TO DO
Give back all of the records, exactly and completely.
┄┄┄┄┄┄┄┄┄┄
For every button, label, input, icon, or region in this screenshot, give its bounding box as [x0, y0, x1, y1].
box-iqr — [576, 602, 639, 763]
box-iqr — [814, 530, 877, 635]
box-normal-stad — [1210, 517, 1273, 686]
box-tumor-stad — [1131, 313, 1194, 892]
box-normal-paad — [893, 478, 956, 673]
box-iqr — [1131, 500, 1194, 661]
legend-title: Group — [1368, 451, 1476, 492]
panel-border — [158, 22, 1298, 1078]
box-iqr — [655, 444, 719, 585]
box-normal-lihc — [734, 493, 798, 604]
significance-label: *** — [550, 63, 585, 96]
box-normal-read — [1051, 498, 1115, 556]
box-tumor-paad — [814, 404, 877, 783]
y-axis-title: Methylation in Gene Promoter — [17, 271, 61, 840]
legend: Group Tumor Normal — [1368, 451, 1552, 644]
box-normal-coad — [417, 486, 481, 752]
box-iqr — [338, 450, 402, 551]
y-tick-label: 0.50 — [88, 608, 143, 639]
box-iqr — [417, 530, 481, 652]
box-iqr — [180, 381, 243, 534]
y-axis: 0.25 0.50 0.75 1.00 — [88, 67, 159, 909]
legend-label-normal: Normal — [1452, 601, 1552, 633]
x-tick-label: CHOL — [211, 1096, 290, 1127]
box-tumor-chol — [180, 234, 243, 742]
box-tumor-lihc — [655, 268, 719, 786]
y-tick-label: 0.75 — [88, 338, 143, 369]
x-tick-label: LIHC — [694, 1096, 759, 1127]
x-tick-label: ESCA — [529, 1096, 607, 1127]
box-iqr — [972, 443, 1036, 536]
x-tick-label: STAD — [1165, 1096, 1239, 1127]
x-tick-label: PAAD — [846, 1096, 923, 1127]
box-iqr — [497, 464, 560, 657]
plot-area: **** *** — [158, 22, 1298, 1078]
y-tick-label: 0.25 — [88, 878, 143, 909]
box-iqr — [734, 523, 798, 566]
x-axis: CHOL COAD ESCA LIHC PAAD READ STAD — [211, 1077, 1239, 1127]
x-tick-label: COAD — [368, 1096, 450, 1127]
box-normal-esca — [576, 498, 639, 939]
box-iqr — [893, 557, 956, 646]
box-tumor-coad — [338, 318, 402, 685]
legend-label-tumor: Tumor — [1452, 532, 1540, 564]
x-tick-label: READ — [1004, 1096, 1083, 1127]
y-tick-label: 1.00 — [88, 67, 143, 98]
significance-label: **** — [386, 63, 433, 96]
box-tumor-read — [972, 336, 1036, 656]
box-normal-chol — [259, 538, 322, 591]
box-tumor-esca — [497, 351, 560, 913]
┄┄┄┄┄┄┄┄┄┄
RESPONSE AREA
For every button, label, input, icon, or region in this screenshot, give its bounding box as [x0, y0, x1, y1].
box-iqr — [576, 602, 639, 763]
box-iqr — [814, 530, 877, 635]
box-normal-stad — [1210, 517, 1273, 686]
box-tumor-stad — [1131, 313, 1194, 892]
box-normal-paad — [893, 478, 956, 673]
box-iqr — [1131, 500, 1194, 661]
legend-title: Group — [1368, 451, 1476, 492]
panel-border — [158, 22, 1298, 1078]
box-iqr — [655, 444, 719, 585]
box-normal-lihc — [734, 493, 798, 604]
significance-label: *** — [550, 63, 585, 96]
box-normal-read — [1051, 498, 1115, 556]
box-tumor-paad — [814, 404, 877, 783]
y-axis-title: Methylation in Gene Promoter — [17, 271, 61, 840]
legend: Group Tumor Normal — [1368, 451, 1552, 644]
box-normal-coad — [417, 486, 481, 752]
box-iqr — [338, 450, 402, 551]
y-tick-label: 0.50 — [88, 608, 143, 639]
box-iqr — [417, 530, 481, 652]
box-iqr — [180, 381, 243, 534]
y-axis: 0.25 0.50 0.75 1.00 — [88, 67, 159, 909]
legend-label-normal: Normal — [1452, 601, 1552, 633]
x-tick-label: CHOL — [211, 1096, 290, 1127]
box-tumor-chol — [180, 234, 243, 742]
box-tumor-lihc — [655, 268, 719, 786]
y-tick-label: 0.75 — [88, 338, 143, 369]
x-tick-label: LIHC — [694, 1096, 759, 1127]
x-tick-label: ESCA — [529, 1096, 607, 1127]
box-iqr — [972, 443, 1036, 536]
x-tick-label: STAD — [1165, 1096, 1239, 1127]
x-tick-label: PAAD — [846, 1096, 923, 1127]
box-iqr — [497, 464, 560, 657]
plot-area: **** *** — [158, 22, 1298, 1078]
y-tick-label: 0.25 — [88, 878, 143, 909]
box-iqr — [734, 523, 798, 566]
x-axis: CHOL COAD ESCA LIHC PAAD READ STAD — [211, 1077, 1239, 1127]
x-tick-label: COAD — [368, 1096, 450, 1127]
box-normal-esca — [576, 498, 639, 939]
box-iqr — [893, 557, 956, 646]
box-tumor-coad — [338, 318, 402, 685]
legend-label-tumor: Tumor — [1452, 532, 1540, 564]
x-tick-label: READ — [1004, 1096, 1083, 1127]
y-tick-label: 1.00 — [88, 67, 143, 98]
significance-label: **** — [386, 63, 433, 96]
box-tumor-read — [972, 336, 1036, 656]
box-normal-chol — [259, 538, 322, 591]
box-tumor-esca — [497, 351, 560, 913]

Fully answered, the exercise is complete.